> **The exercise**:
Copy out every record below with complete accuracy.

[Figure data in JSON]
######

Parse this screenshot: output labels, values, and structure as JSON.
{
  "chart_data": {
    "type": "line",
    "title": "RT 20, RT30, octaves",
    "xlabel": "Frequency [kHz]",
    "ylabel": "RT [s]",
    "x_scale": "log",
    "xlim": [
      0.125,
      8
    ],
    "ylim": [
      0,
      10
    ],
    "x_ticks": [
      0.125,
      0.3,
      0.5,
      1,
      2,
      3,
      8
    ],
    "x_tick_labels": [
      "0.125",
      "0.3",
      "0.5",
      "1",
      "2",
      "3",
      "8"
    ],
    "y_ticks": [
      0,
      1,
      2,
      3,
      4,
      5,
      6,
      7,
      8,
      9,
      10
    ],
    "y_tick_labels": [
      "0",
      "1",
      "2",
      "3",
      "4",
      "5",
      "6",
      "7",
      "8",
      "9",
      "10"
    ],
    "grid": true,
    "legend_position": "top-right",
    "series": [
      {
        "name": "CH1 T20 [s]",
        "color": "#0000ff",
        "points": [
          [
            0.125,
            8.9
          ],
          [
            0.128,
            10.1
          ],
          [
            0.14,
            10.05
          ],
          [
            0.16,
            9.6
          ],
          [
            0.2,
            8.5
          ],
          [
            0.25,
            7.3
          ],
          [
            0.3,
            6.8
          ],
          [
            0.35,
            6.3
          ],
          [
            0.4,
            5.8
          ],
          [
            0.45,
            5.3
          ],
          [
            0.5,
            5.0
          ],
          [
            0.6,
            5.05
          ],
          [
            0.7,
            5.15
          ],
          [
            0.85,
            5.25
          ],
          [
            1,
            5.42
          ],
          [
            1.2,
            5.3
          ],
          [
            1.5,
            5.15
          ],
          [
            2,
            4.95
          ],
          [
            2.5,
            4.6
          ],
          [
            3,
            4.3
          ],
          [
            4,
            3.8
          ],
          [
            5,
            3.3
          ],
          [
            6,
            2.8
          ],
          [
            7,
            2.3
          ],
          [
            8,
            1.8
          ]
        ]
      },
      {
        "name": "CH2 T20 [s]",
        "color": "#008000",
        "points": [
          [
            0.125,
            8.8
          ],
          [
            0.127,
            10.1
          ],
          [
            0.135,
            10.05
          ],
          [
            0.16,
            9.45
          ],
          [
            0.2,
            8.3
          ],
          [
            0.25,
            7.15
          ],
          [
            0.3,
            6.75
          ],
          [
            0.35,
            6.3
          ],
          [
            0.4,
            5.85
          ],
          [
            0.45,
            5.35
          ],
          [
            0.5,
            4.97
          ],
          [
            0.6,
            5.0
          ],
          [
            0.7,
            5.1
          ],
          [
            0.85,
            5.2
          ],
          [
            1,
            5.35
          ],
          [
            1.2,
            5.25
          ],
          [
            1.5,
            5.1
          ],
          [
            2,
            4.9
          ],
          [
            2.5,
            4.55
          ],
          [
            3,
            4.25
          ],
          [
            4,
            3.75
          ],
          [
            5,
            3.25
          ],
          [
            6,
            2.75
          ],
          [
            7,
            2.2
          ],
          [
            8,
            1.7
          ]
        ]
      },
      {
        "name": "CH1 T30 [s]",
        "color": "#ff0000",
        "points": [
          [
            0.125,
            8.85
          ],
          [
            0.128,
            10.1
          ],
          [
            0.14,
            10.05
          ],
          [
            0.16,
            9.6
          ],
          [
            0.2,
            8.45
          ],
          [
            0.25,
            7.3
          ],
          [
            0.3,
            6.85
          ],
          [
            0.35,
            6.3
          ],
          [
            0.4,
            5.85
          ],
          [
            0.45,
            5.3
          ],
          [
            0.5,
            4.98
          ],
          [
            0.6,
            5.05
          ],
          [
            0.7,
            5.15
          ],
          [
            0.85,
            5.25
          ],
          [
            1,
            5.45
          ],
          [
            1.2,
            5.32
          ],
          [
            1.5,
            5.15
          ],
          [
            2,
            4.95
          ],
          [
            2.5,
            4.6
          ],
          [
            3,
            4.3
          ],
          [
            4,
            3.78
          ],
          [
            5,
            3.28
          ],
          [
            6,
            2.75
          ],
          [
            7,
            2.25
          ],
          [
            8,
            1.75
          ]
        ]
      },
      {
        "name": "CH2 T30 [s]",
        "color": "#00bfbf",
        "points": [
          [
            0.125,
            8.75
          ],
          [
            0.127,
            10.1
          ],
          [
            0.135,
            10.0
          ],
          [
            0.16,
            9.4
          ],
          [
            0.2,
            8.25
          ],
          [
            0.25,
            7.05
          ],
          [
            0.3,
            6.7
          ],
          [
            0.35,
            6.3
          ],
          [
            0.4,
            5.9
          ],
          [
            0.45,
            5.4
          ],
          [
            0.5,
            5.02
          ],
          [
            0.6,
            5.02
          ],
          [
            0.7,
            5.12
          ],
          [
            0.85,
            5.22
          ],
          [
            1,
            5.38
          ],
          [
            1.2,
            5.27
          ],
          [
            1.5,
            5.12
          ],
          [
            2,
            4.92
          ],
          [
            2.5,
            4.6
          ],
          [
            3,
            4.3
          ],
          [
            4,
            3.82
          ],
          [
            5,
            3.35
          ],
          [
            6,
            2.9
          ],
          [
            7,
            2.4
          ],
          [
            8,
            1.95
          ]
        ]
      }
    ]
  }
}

######

> **Result of this task**:
Parse this screenshot: output labels, values, and structure as JSON.
{
  "chart_data": {
    "type": "line",
    "title": "RT 20, RT30, octaves",
    "xlabel": "Frequency [kHz]",
    "ylabel": "RT [s]",
    "x_scale": "log",
    "xlim": [
      0.125,
      8
    ],
    "ylim": [
      0,
      10
    ],
    "x_ticks": [
      0.125,
      0.3,
      0.5,
      1,
      2,
      3,
      8
    ],
    "x_tick_labels": [
      "0.125",
      "0.3",
      "0.5",
      "1",
      "2",
      "3",
      "8"
    ],
    "y_ticks": [
      0,
      1,
      2,
      3,
      4,
      5,
      6,
      7,
      8,
      9,
      10
    ],
    "y_tick_labels": [
      "0",
      "1",
      "2",
      "3",
      "4",
      "5",
      "6",
      "7",
      "8",
      "9",
      "10"
    ],
    "grid": true,
    "legend_position": "top-right",
    "series": [
      {
        "name": "CH1 T20 [s]",
        "color": "#0000ff",
        "points": [
          [
            0.125,
            8.9
          ],
          [
            0.128,
            10.1
          ],
          [
            0.14,
            10.05
          ],
          [
            0.16,
            9.6
          ],
          [
            0.2,
            8.5
          ],
          [
            0.25,
            7.3
          ],
          [
            0.3,
            6.8
          ],
          [
            0.35,
            6.3
          ],
          [
            0.4,
            5.8
          ],
          [
            0.45,
            5.3
          ],
          [
            0.5,
            5.0
          ],
          [
            0.6,
            5.05
          ],
          [
            0.7,
            5.15
          ],
          [
            0.85,
            5.25
          ],
          [
            1,
            5.42
          ],
          [
            1.2,
            5.3
          ],
          [
            1.5,
            5.15
          ],
          [
            2,
            4.95
          ],
          [
            2.5,
            4.6
          ],
          [
            3,
            4.3
          ],
          [
            4,
            3.8
          ],
          [
            5,
            3.3
          ],
          [
            6,
            2.8
          ],
          [
            7,
            2.3
          ],
          [
            8,
            1.8
          ]
        ]
      },
      {
        "name": "CH2 T20 [s]",
        "color": "#008000",
        "points": [
          [
            0.125,
            8.8
          ],
          [
            0.127,
            10.1
          ],
          [
            0.135,
            10.05
          ],
          [
            0.16,
            9.45
          ],
          [
            0.2,
            8.3
          ],
          [
            0.25,
            7.15
          ],
          [
            0.3,
            6.75
          ],
          [
            0.35,
            6.3
          ],
          [
            0.4,
            5.85
          ],
          [
            0.45,
            5.35
          ],
          [
            0.5,
            4.97
          ],
          [
            0.6,
            5.0
          ],
          [
            0.7,
            5.1
          ],
          [
            0.85,
            5.2
          ],
          [
            1,
            5.35
          ],
          [
            1.2,
            5.25
          ],
          [
            1.5,
            5.1
          ],
          [
            2,
            4.9
          ],
          [
            2.5,
            4.55
          ],
          [
            3,
            4.25
          ],
          [
            4,
            3.75
          ],
          [
            5,
            3.25
          ],
          [
            6,
            2.75
          ],
          [
            7,
            2.2
          ],
          [
            8,
            1.7
          ]
        ]
      },
      {
        "name": "CH1 T30 [s]",
        "color": "#ff0000",
        "points": [
          [
            0.125,
            8.85
          ],
          [
            0.128,
            10.1
          ],
          [
            0.14,
            10.05
          ],
          [
            0.16,
            9.6
          ],
          [
            0.2,
            8.45
          ],
          [
            0.25,
            7.3
          ],
          [
            0.3,
            6.85
          ],
          [
            0.35,
            6.3
          ],
          [
            0.4,
            5.85
          ],
          [
            0.45,
            5.3
          ],
          [
            0.5,
            4.98
          ],
          [
            0.6,
            5.05
          ],
          [
            0.7,
            5.15
          ],
          [
            0.85,
            5.25
          ],
          [
            1,
            5.45
          ],
          [
            1.2,
            5.32
          ],
          [
            1.5,
            5.15
          ],
          [
            2,
            4.95
          ],
          [
            2.5,
            4.6
          ],
          [
            3,
            4.3
          ],
          [
            4,
            3.78
          ],
          [
            5,
            3.28
          ],
          [
            6,
            2.75
          ],
          [
            7,
            2.25
          ],
          [
            8,
            1.75
          ]
        ]
      },
      {
        "name": "CH2 T30 [s]",
        "color": "#00bfbf",
        "points": [
          [
            0.125,
            8.75
          ],
          [
            0.127,
            10.1
          ],
          [
            0.135,
            10.0
          ],
          [
            0.16,
            9.4
          ],
          [
            0.2,
            8.25
          ],
          [
            0.25,
            7.05
          ],
          [
            0.3,
            6.7
          ],
          [
            0.35,
            6.3
          ],
          [
            0.4,
            5.9
          ],
          [
            0.45,
            5.4
          ],
          [
            0.5,
            5.02
          ],
          [
            0.6,
            5.02
          ],
          [
            0.7,
            5.12
          ],
          [
            0.85,
            5.22
          ],
          [
            1,
            5.38
          ],
          [
            1.2,
            5.27
          ],
          [
            1.5,
            5.12
          ],
          [
            2,
            4.92
          ],
          [
            2.5,
            4.6
          ],
          [
            3,
            4.3
          ],
          [
            4,
            3.82
          ],
          [
            5,
            3.35
          ],
          [
            6,
            2.9
          ],
          [
            7,
            2.4
          ],
          [
            8,
            1.95
          ]
        ]
      }
    ]
  }
}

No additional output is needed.